* Begin MATERIALS PROVIDED *

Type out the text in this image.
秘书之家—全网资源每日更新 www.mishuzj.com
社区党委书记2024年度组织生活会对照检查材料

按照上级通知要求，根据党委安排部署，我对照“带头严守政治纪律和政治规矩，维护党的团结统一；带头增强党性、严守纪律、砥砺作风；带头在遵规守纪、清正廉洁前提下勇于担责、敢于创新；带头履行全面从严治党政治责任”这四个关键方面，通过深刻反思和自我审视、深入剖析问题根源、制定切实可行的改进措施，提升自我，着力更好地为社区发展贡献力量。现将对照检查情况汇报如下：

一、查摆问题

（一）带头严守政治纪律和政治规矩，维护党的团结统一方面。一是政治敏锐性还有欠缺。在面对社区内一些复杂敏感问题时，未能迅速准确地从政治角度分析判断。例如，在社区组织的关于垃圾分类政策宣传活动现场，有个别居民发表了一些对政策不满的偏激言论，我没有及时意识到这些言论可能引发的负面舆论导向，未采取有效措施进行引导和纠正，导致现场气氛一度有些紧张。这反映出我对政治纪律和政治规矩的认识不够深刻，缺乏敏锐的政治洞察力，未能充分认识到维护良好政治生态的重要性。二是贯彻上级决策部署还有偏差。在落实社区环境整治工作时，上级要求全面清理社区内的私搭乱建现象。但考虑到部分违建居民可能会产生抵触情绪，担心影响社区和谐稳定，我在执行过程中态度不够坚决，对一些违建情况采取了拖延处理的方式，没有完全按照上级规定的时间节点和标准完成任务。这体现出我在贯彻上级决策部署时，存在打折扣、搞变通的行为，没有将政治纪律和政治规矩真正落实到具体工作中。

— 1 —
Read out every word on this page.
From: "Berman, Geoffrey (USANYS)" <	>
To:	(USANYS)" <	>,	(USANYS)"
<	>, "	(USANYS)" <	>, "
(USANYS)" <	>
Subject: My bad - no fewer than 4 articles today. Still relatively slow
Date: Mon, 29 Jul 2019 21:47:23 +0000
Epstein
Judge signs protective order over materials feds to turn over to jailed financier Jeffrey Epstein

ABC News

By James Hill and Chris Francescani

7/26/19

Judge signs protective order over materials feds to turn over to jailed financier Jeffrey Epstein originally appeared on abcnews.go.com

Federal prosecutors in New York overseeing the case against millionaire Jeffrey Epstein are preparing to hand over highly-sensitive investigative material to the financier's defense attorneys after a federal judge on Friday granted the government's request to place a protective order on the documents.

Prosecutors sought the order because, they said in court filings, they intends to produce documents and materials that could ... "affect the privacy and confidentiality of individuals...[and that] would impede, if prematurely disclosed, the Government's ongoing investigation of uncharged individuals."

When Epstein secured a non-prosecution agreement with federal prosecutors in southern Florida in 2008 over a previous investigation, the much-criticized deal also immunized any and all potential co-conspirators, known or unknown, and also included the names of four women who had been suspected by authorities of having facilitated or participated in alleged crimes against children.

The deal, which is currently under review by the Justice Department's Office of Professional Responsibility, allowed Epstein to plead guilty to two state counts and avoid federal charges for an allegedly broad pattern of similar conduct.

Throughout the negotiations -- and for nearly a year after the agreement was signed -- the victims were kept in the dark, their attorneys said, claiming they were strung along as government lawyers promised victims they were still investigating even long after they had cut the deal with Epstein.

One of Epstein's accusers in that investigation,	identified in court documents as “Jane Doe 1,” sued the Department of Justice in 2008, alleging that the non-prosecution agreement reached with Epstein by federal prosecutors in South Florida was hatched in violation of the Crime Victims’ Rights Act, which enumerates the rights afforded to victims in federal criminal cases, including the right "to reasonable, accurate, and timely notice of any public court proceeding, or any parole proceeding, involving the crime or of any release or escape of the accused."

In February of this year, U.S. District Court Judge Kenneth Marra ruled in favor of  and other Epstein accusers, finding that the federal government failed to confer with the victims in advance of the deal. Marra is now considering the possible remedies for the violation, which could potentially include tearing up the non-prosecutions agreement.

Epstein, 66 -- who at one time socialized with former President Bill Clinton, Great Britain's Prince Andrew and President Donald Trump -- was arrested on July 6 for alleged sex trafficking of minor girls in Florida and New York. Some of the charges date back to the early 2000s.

* End MATERIALS PROVIDED *

Repeat the data verbatim.

Type out the text in this image.
秘书之家—全网资源每日更新 www.mishuzj.com
社区党委书记2024年度组织生活会对照检查材料

按照上级通知要求，根据党委安排部署，我对照“带头严守政治纪律和政治规矩，维护党的团结统一；带头增强党性、严守纪律、砥砺作风；带头在遵规守纪、清正廉洁前提下勇于担责、敢于创新；带头履行全面从严治党政治责任”这四个关键方面，通过深刻反思和自我审视、深入剖析问题根源、制定切实可行的改进措施，提升自我，着力更好地为社区发展贡献力量。现将对照检查情况汇报如下：

一、查摆问题

（一）带头严守政治纪律和政治规矩，维护党的团结统一方面。一是政治敏锐性还有欠缺。在面对社区内一些复杂敏感问题时，未能迅速准确地从政治角度分析判断。例如，在社区组织的关于垃圾分类政策宣传活动现场，有个别居民发表了一些对政策不满的偏激言论，我没有及时意识到这些言论可能引发的负面舆论导向，未采取有效措施进行引导和纠正，导致现场气氛一度有些紧张。这反映出我对政治纪律和政治规矩的认识不够深刻，缺乏敏锐的政治洞察力，未能充分认识到维护良好政治生态的重要性。二是贯彻上级决策部署还有偏差。在落实社区环境整治工作时，上级要求全面清理社区内的私搭乱建现象。但考虑到部分违建居民可能会产生抵触情绪，担心影响社区和谐稳定，我在执行过程中态度不够坚决，对一些违建情况采取了拖延处理的方式，没有完全按照上级规定的时间节点和标准完成任务。这体现出我在贯彻上级决策部署时，存在打折扣、搞变通的行为，没有将政治纪律和政治规矩真正落实到具体工作中。

— 1 —
Read out every word on this page.
From: "Berman, Geoffrey (USANYS)" <	>
To:	(USANYS)" <	>,	(USANYS)"
<	>, "	(USANYS)" <	>, "
(USANYS)" <	>
Subject: My bad - no fewer than 4 articles today. Still relatively slow
Date: Mon, 29 Jul 2019 21:47:23 +0000
Epstein
Judge signs protective order over materials feds to turn over to jailed financier Jeffrey Epstein

ABC News

By James Hill and Chris Francescani

7/26/19

Judge signs protective order over materials feds to turn over to jailed financier Jeffrey Epstein originally appeared on abcnews.go.com

Federal prosecutors in New York overseeing the case against millionaire Jeffrey Epstein are preparing to hand over highly-sensitive investigative material to the financier's defense attorneys after a federal judge on Friday granted the government's request to place a protective order on the documents.

Prosecutors sought the order because, they said in court filings, they intends to produce documents and materials that could ... "affect the privacy and confidentiality of individuals...[and that] would impede, if prematurely disclosed, the Government's ongoing investigation of uncharged individuals."

When Epstein secured a non-prosecution agreement with federal prosecutors in southern Florida in 2008 over a previous investigation, the much-criticized deal also immunized any and all potential co-conspirators, known or unknown, and also included the names of four women who had been suspected by authorities of having facilitated or participated in alleged crimes against children.

The deal, which is currently under review by the Justice Department's Office of Professional Responsibility, allowed Epstein to plead guilty to two state counts and avoid federal charges for an allegedly broad pattern of similar conduct.

Throughout the negotiations -- and for nearly a year after the agreement was signed -- the victims were kept in the dark, their attorneys said, claiming they were strung along as government lawyers promised victims they were still investigating even long after they had cut the deal with Epstein.

One of Epstein's accusers in that investigation,	identified in court documents as “Jane Doe 1,” sued the Department of Justice in 2008, alleging that the non-prosecution agreement reached with Epstein by federal prosecutors in South Florida was hatched in violation of the Crime Victims’ Rights Act, which enumerates the rights afforded to victims in federal criminal cases, including the right "to reasonable, accurate, and timely notice of any public court proceeding, or any parole proceeding, involving the crime or of any release or escape of the accused."

In February of this year, U.S. District Court Judge Kenneth Marra ruled in favor of  and other Epstein accusers, finding that the federal government failed to confer with the victims in advance of the deal. Marra is now considering the possible remedies for the violation, which could potentially include tearing up the non-prosecutions agreement.

Epstein, 66 -- who at one time socialized with former President Bill Clinton, Great Britain's Prince Andrew and President Donald Trump -- was arrested on July 6 for alleged sex trafficking of minor girls in Florida and New York. Some of the charges date back to the early 2000s.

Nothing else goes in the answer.